### Job
Write out every record below exactly as it appears.

### Input
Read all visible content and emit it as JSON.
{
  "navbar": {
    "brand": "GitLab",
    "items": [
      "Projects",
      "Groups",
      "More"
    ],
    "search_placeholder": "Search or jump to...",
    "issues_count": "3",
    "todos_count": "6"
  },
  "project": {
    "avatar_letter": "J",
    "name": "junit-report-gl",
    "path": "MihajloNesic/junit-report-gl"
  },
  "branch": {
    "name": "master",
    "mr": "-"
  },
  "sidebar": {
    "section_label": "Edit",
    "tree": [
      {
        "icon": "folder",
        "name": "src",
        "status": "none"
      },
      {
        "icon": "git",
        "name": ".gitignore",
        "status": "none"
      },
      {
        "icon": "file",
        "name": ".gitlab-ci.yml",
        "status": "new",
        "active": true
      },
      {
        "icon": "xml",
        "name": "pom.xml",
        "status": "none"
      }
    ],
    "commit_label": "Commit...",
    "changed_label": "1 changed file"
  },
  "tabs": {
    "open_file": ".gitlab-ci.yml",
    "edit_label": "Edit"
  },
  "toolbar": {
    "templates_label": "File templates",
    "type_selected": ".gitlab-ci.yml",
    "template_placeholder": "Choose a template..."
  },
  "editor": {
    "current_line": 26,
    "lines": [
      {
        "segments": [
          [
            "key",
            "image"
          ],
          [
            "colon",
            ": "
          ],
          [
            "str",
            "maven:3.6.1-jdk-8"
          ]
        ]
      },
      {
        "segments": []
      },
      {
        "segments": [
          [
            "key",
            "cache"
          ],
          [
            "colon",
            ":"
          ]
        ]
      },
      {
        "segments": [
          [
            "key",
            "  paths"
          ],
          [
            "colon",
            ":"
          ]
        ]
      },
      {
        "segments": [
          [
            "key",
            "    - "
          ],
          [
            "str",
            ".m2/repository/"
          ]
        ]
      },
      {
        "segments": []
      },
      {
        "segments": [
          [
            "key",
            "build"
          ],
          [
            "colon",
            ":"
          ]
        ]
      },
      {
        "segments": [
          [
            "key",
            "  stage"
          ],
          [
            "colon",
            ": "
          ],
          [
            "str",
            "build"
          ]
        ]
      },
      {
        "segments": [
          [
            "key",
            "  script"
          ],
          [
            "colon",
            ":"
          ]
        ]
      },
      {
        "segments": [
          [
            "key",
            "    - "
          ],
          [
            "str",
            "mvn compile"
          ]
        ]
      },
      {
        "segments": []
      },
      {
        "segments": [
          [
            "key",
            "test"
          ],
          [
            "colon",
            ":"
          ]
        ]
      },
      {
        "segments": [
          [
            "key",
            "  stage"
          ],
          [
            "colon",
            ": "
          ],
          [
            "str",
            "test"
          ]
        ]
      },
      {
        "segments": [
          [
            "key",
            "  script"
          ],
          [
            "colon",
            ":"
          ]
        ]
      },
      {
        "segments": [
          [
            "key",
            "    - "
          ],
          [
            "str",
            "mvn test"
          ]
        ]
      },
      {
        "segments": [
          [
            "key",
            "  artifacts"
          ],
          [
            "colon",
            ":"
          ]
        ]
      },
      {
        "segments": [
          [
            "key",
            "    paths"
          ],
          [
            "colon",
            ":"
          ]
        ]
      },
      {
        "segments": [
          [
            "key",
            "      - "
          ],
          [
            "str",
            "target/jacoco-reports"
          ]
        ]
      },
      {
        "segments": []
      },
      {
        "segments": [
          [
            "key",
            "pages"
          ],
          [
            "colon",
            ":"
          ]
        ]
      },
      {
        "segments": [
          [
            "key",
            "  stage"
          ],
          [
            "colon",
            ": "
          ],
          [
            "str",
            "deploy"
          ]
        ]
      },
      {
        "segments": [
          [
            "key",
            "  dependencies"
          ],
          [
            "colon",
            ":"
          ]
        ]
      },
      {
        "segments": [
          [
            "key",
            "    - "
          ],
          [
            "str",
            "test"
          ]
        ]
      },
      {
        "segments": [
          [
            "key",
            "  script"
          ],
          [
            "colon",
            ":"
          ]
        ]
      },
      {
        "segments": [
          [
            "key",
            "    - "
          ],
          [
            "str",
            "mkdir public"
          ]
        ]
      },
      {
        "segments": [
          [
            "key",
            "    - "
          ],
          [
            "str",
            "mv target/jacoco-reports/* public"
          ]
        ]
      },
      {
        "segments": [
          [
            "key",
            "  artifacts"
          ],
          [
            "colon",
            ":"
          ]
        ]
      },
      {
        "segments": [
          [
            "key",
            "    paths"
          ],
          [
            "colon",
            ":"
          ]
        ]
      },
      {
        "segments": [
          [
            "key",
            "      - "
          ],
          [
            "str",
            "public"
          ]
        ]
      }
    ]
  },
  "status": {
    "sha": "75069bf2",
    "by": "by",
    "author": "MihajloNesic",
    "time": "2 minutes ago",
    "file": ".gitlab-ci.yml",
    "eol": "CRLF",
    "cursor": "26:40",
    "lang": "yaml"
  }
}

### Solution
Read all visible content and emit it as JSON.
{
  "navbar": {
    "brand": "GitLab",
    "items": [
      "Projects",
      "Groups",
      "More"
    ],
    "search_placeholder": "Search or jump to...",
    "issues_count": "3",
    "todos_count": "6"
  },
  "project": {
    "avatar_letter": "J",
    "name": "junit-report-gl",
    "path": "MihajloNesic/junit-report-gl"
  },
  "branch": {
    "name": "master",
    "mr": "-"
  },
  "sidebar": {
    "section_label": "Edit",
    "tree": [
      {
        "icon": "folder",
        "name": "src",
        "status": "none"
      },
      {
        "icon": "git",
        "name": ".gitignore",
        "status": "none"
      },
      {
        "icon": "file",
        "name": ".gitlab-ci.yml",
        "status": "new",
        "active": true
      },
      {
        "icon": "xml",
        "name": "pom.xml",
        "status": "none"
      }
    ],
    "commit_label": "Commit...",
    "changed_label": "1 changed file"
  },
  "tabs": {
    "open_file": ".gitlab-ci.yml",
    "edit_label": "Edit"
  },
  "toolbar": {
    "templates_label": "File templates",
    "type_selected": ".gitlab-ci.yml",
    "template_placeholder": "Choose a template..."
  },
  "editor": {
    "current_line": 26,
    "lines": [
      {
        "segments": [
          [
            "key",
            "image"
          ],
          [
            "colon",
            ": "
          ],
          [
            "str",
            "maven:3.6.1-jdk-8"
          ]
        ]
      },
      {
        "segments": []
      },
      {
        "segments": [
          [
            "key",
            "cache"
          ],
          [
            "colon",
            ":"
          ]
        ]
      },
      {
        "segments": [
          [
            "key",
            "  paths"
          ],
          [
            "colon",
            ":"
          ]
        ]
      },
      {
        "segments": [
          [
            "key",
            "    - "
          ],
          [
            "str",
            ".m2/repository/"
          ]
        ]
      },
      {
        "segments": []
      },
      {
        "segments": [
          [
            "key",
            "build"
          ],
          [
            "colon",
            ":"
          ]
        ]
      },
      {
        "segments": [
          [
            "key",
            "  stage"
          ],
          [
            "colon",
            ": "
          ],
          [
            "str",
            "build"
          ]
        ]
      },
      {
        "segments": [
          [
            "key",
            "  script"
          ],
          [
            "colon",
            ":"
          ]
        ]
      },
      {
        "segments": [
          [
            "key",
            "    - "
          ],
          [
            "str",
            "mvn compile"
          ]
        ]
      },
      {
        "segments": []
      },
      {
        "segments": [
          [
            "key",
            "test"
          ],
          [
            "colon",
            ":"
          ]
        ]
      },
      {
        "segments": [
          [
            "key",
            "  stage"
          ],
          [
            "colon",
            ": "
          ],
          [
            "str",
            "test"
          ]
        ]
      },
      {
        "segments": [
          [
            "key",
            "  script"
          ],
          [
            "colon",
            ":"
          ]
        ]
      },
      {
        "segments": [
          [
            "key",
            "    - "
          ],
          [
            "str",
            "mvn test"
          ]
        ]
      },
      {
        "segments": [
          [
            "key",
            "  artifacts"
          ],
          [
            "colon",
            ":"
          ]
        ]
      },
      {
        "segments": [
          [
            "key",
            "    paths"
          ],
          [
            "colon",
            ":"
          ]
        ]
      },
      {
        "segments": [
          [
            "key",
            "      - "
          ],
          [
            "str",
            "target/jacoco-reports"
          ]
        ]
      },
      {
        "segments": []
      },
      {
        "segments": [
          [
            "key",
            "pages"
          ],
          [
            "colon",
            ":"
          ]
        ]
      },
      {
        "segments": [
          [
            "key",
            "  stage"
          ],
          [
            "colon",
            ": "
          ],
          [
            "str",
            "deploy"
          ]
        ]
      },
      {
        "segments": [
          [
            "key",
            "  dependencies"
          ],
          [
            "colon",
            ":"
          ]
        ]
      },
      {
        "segments": [
          [
            "key",
            "    - "
          ],
          [
            "str",
            "test"
          ]
        ]
      },
      {
        "segments": [
          [
            "key",
            "  script"
          ],
          [
            "colon",
            ":"
          ]
        ]
      },
      {
        "segments": [
          [
            "key",
            "    - "
          ],
          [
            "str",
            "mkdir public"
          ]
        ]
      },
      {
        "segments": [
          [
            "key",
            "    - "
          ],
          [
            "str",
            "mv target/jacoco-reports/* public"
          ]
        ]
      },
      {
        "segments": [
          [
            "key",
            "  artifacts"
          ],
          [
            "colon",
            ":"
          ]
        ]
      },
      {
        "segments": [
          [
            "key",
            "    paths"
          ],
          [
            "colon",
            ":"
          ]
        ]
      },
      {
        "segments": [
          [
            "key",
            "      - "
          ],
          [
            "str",
            "public"
          ]
        ]
      }
    ]
  },
  "status": {
    "sha": "75069bf2",
    "by": "by",
    "author": "MihajloNesic",
    "time": "2 minutes ago",
    "file": ".gitlab-ci.yml",
    "eol": "CRLF",
    "cursor": "26:40",
    "lang": "yaml"
  }
}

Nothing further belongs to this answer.